● Records provided:
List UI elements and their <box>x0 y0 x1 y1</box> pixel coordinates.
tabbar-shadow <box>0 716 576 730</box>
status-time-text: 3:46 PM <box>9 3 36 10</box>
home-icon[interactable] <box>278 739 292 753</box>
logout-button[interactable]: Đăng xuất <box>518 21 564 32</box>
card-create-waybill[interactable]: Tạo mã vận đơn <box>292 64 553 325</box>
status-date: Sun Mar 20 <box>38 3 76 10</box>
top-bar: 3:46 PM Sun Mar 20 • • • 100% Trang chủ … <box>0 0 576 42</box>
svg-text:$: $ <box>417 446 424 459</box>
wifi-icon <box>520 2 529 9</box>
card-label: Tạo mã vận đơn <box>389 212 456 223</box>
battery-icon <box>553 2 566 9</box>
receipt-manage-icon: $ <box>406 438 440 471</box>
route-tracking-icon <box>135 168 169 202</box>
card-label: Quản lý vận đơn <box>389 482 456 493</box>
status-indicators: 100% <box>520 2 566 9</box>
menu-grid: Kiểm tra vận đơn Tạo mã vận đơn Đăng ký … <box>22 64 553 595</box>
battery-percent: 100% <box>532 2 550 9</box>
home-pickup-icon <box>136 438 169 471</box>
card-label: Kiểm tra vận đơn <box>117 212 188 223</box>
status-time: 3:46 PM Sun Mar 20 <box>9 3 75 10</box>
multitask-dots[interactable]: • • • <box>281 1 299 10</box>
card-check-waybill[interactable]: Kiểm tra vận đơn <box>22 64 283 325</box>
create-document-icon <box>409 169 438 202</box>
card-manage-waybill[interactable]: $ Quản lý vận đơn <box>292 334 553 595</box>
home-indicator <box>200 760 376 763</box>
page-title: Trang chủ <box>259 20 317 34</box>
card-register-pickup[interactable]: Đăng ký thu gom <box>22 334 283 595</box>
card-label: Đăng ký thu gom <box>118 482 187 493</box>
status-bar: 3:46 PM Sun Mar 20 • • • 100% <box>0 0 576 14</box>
---
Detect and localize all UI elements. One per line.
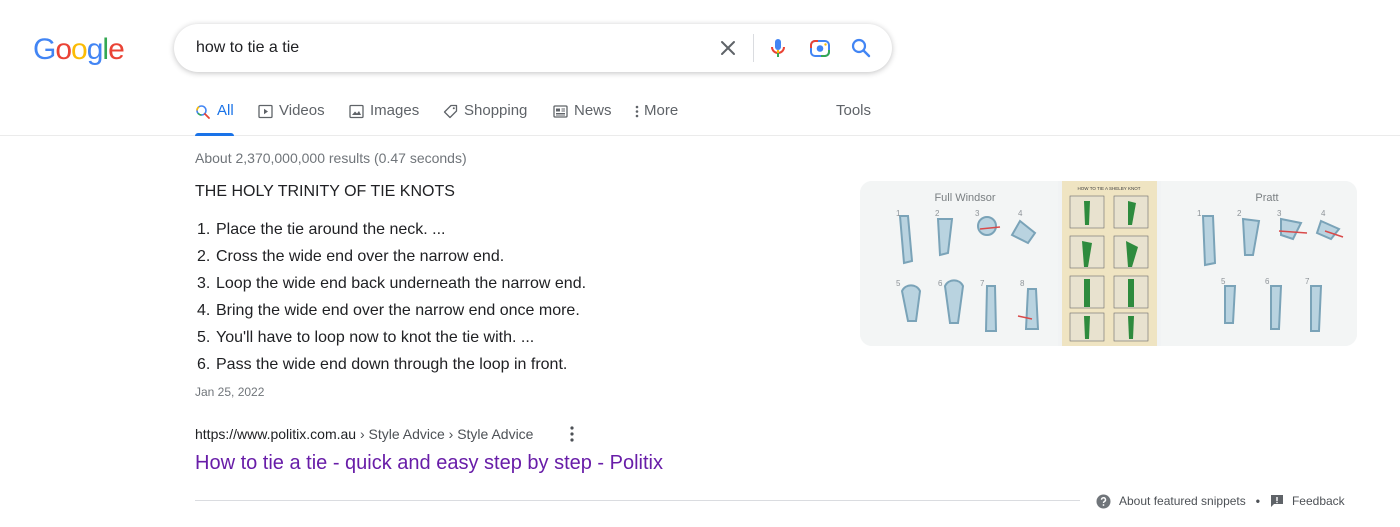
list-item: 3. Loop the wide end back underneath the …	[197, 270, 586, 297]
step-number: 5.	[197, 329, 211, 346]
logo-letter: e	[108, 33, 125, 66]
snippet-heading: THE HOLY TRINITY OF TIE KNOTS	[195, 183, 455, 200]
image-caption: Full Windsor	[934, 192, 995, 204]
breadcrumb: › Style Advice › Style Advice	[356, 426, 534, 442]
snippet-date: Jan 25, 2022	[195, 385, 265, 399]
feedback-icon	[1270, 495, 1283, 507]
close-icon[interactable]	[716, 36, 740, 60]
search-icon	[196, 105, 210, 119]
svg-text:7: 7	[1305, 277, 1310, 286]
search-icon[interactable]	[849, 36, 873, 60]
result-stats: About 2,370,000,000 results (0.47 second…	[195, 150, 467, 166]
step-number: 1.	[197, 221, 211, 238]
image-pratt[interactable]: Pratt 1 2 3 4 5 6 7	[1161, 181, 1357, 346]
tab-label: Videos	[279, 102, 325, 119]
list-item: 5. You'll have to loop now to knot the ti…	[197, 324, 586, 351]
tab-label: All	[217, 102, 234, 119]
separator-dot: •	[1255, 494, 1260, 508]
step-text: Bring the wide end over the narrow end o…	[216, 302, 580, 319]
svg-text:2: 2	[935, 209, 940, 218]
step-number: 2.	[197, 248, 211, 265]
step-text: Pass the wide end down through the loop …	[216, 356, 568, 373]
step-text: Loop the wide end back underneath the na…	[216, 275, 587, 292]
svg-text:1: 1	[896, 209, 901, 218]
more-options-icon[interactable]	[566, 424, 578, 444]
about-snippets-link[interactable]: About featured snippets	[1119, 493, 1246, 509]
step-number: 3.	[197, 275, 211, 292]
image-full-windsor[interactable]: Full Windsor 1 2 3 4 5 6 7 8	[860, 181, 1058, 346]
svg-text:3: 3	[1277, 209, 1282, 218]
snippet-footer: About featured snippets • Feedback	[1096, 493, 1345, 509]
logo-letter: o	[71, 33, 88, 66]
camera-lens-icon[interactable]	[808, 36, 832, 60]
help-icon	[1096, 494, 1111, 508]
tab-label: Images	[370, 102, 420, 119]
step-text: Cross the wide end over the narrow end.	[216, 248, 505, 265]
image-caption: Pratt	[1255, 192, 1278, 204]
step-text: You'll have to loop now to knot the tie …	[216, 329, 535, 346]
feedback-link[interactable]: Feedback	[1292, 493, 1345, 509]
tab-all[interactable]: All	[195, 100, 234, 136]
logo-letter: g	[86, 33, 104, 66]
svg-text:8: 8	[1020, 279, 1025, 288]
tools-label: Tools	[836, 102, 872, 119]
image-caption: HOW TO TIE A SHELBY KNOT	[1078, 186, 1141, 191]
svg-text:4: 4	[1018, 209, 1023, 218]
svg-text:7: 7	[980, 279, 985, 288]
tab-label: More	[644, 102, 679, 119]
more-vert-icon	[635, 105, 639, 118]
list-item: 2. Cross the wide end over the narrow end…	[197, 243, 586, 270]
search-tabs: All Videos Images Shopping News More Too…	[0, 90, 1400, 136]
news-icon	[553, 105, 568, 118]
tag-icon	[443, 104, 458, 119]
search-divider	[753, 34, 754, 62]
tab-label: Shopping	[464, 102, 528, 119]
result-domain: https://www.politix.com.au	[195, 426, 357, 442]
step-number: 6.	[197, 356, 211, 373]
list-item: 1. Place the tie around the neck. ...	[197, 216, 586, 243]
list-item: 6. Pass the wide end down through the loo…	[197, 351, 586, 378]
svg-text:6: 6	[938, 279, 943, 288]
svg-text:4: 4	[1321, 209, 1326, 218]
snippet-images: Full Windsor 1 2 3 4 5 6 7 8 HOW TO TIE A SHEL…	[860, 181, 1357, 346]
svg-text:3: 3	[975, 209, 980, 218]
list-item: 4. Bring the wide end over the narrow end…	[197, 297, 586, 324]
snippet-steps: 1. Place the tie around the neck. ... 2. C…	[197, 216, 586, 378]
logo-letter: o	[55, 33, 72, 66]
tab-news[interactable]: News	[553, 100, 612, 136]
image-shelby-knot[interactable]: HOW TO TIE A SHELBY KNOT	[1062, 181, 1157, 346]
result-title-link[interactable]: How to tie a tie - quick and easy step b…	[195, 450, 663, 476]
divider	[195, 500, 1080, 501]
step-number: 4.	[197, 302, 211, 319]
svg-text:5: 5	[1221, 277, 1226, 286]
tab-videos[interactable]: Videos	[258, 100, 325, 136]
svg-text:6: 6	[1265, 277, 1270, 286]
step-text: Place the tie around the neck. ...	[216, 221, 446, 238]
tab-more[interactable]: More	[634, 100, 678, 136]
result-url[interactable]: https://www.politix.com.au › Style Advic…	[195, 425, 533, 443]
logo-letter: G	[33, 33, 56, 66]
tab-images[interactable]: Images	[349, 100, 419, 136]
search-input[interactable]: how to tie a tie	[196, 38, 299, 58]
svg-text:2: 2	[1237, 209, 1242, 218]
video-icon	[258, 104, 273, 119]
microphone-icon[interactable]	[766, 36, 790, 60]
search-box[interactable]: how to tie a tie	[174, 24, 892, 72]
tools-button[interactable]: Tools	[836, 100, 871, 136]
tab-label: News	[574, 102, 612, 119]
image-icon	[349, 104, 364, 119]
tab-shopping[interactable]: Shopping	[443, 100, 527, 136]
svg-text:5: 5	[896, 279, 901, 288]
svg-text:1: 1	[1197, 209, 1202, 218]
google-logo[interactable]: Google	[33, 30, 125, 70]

● Written task: Output the part of the records that opens with the line containing "list-item: 3. Loop" and closes with the line containing "102, 325, 119]", copying both of those lines and every line between them verbatim.

● Answer to this task:
list-item: 3. Loop the wide end back underneath the …	[197, 270, 586, 297]
step-number: 5.	[197, 329, 211, 346]
logo-letter: e	[108, 33, 125, 66]
snippet-heading: THE HOLY TRINITY OF TIE KNOTS	[195, 183, 455, 200]
image-caption: Full Windsor	[934, 192, 995, 204]
breadcrumb: › Style Advice › Style Advice	[356, 426, 534, 442]
snippet-date: Jan 25, 2022	[195, 385, 265, 399]
feedback-icon	[1270, 495, 1283, 507]
close-icon[interactable]	[716, 36, 740, 60]
search-icon	[196, 105, 210, 119]
svg-text:7: 7	[1305, 277, 1310, 286]
search-icon[interactable]	[849, 36, 873, 60]
result-stats: About 2,370,000,000 results (0.47 second…	[195, 150, 467, 166]
step-number: 1.	[197, 221, 211, 238]
image-pratt[interactable]: Pratt 1 2 3 4 5 6 7	[1161, 181, 1357, 346]
tab-label: Videos	[279, 102, 325, 119]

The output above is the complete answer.